Start of Dataset extract

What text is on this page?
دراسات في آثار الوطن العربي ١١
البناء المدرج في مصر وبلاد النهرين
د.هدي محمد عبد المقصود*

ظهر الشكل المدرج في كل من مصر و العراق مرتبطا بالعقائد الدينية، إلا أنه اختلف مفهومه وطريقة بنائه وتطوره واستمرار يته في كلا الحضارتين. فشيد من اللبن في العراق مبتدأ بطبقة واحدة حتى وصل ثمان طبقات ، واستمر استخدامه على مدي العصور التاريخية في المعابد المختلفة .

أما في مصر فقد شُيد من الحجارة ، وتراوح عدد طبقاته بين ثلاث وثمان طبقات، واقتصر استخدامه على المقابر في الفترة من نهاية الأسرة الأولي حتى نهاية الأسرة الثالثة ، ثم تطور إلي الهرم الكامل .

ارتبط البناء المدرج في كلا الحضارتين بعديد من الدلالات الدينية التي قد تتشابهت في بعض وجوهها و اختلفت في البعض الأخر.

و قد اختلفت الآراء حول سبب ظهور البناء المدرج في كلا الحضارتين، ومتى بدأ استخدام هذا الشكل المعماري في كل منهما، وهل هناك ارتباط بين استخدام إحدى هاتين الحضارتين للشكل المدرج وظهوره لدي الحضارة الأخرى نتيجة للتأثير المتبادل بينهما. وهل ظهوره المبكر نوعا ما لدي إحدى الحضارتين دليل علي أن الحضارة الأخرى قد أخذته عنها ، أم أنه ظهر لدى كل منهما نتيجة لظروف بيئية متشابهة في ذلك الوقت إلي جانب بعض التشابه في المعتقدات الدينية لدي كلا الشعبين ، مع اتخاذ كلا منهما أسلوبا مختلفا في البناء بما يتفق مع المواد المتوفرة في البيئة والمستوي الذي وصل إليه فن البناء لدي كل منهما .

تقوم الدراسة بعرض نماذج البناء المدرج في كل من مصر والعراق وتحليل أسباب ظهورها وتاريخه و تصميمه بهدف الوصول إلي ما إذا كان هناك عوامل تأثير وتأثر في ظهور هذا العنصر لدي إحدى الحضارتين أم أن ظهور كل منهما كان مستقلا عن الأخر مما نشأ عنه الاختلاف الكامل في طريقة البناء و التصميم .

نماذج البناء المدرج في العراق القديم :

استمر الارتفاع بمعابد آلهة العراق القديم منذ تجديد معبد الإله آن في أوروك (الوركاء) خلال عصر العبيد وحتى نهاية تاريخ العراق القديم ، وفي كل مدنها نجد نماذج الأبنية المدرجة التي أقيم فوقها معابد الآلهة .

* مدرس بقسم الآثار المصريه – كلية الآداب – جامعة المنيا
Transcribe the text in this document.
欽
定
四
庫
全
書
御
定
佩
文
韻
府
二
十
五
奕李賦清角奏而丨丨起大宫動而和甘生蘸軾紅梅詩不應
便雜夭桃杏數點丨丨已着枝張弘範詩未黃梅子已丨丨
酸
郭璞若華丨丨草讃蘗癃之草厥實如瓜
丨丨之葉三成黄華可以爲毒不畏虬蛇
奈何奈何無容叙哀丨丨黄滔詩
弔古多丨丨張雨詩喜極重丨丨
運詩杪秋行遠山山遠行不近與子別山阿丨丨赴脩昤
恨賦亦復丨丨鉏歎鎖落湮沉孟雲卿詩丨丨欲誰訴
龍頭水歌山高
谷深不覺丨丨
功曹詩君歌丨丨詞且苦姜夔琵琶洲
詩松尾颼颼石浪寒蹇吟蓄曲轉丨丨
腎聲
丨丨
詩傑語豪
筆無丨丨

End of Dataset extract

- Aim
Return the full listing, character for character.

- Response to this task
What text is on this page?
دراسات في آثار الوطن العربي ١١
البناء المدرج في مصر وبلاد النهرين
د.هدي محمد عبد المقصود*

ظهر الشكل المدرج في كل من مصر و العراق مرتبطا بالعقائد الدينية، إلا أنه اختلف مفهومه وطريقة بنائه وتطوره واستمرار يته في كلا الحضارتين. فشيد من اللبن في العراق مبتدأ بطبقة واحدة حتى وصل ثمان طبقات ، واستمر استخدامه على مدي العصور التاريخية في المعابد المختلفة .

أما في مصر فقد شُيد من الحجارة ، وتراوح عدد طبقاته بين ثلاث وثمان طبقات، واقتصر استخدامه على المقابر في الفترة من نهاية الأسرة الأولي حتى نهاية الأسرة الثالثة ، ثم تطور إلي الهرم الكامل .

ارتبط البناء المدرج في كلا الحضارتين بعديد من الدلالات الدينية التي قد تتشابهت في بعض وجوهها و اختلفت في البعض الأخر.

و قد اختلفت الآراء حول سبب ظهور البناء المدرج في كلا الحضارتين، ومتى بدأ استخدام هذا الشكل المعماري في كل منهما، وهل هناك ارتباط بين استخدام إحدى هاتين الحضارتين للشكل المدرج وظهوره لدي الحضارة الأخرى نتيجة للتأثير المتبادل بينهما. وهل ظهوره المبكر نوعا ما لدي إحدى الحضارتين دليل علي أن الحضارة الأخرى قد أخذته عنها ، أم أنه ظهر لدى كل منهما نتيجة لظروف بيئية متشابهة في ذلك الوقت إلي جانب بعض التشابه في المعتقدات الدينية لدي كلا الشعبين ، مع اتخاذ كلا منهما أسلوبا مختلفا في البناء بما يتفق مع المواد المتوفرة في البيئة والمستوي الذي وصل إليه فن البناء لدي كل منهما .

تقوم الدراسة بعرض نماذج البناء المدرج في كل من مصر والعراق وتحليل أسباب ظهورها وتاريخه و تصميمه بهدف الوصول إلي ما إذا كان هناك عوامل تأثير وتأثر في ظهور هذا العنصر لدي إحدى الحضارتين أم أن ظهور كل منهما كان مستقلا عن الأخر مما نشأ عنه الاختلاف الكامل في طريقة البناء و التصميم .

نماذج البناء المدرج في العراق القديم :

استمر الارتفاع بمعابد آلهة العراق القديم منذ تجديد معبد الإله آن في أوروك (الوركاء) خلال عصر العبيد وحتى نهاية تاريخ العراق القديم ، وفي كل مدنها نجد نماذج الأبنية المدرجة التي أقيم فوقها معابد الآلهة .

* مدرس بقسم الآثار المصريه – كلية الآداب – جامعة المنيا
Transcribe the text in this document.
欽
定
四
庫
全
書
御
定
佩
文
韻
府
二
十
五
奕李賦清角奏而丨丨起大宫動而和甘生蘸軾紅梅詩不應
便雜夭桃杏數點丨丨已着枝張弘範詩未黃梅子已丨丨
酸
郭璞若華丨丨草讃蘗癃之草厥實如瓜
丨丨之葉三成黄華可以爲毒不畏虬蛇
奈何奈何無容叙哀丨丨黄滔詩
弔古多丨丨張雨詩喜極重丨丨
運詩杪秋行遠山山遠行不近與子別山阿丨丨赴脩昤
恨賦亦復丨丨鉏歎鎖落湮沉孟雲卿詩丨丨欲誰訴
龍頭水歌山高
谷深不覺丨丨
功曹詩君歌丨丨詞且苦姜夔琵琶洲
詩松尾颼颼石浪寒蹇吟蓄曲轉丨丨
腎聲
丨丨
詩傑語豪
筆無丨丨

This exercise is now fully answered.